* GIVEN EXERCISE:
Compile every line that includes the word "JSON".
───── PROVIDED INFORMATION
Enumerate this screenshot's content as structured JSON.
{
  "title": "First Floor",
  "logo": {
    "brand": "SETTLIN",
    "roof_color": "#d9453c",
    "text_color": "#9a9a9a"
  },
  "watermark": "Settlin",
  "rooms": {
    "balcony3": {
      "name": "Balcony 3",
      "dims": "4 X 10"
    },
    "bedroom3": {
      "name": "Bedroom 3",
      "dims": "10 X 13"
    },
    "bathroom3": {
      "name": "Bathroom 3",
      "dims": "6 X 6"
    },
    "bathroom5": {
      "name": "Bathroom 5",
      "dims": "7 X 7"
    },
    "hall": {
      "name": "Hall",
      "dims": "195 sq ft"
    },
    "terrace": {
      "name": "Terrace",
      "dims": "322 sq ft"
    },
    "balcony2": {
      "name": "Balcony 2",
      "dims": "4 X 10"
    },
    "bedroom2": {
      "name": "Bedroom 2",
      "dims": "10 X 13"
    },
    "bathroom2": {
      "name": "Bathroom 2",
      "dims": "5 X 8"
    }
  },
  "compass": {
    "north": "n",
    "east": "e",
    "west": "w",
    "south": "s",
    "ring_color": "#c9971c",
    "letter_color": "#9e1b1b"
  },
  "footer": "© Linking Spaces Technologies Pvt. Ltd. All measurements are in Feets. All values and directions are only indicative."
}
──────────
───── PROVIDED INFORMATION
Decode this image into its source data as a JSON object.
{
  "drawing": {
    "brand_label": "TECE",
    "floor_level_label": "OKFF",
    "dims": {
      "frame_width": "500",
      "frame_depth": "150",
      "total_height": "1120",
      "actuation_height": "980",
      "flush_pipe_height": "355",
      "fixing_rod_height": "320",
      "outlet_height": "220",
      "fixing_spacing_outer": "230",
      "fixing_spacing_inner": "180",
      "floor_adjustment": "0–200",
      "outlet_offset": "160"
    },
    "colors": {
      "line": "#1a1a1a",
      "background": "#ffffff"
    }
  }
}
──────────
* TASK SOLUTION:
Enumerate this screenshot's content as structured JSON.
Decode this image into its source data as a JSON object.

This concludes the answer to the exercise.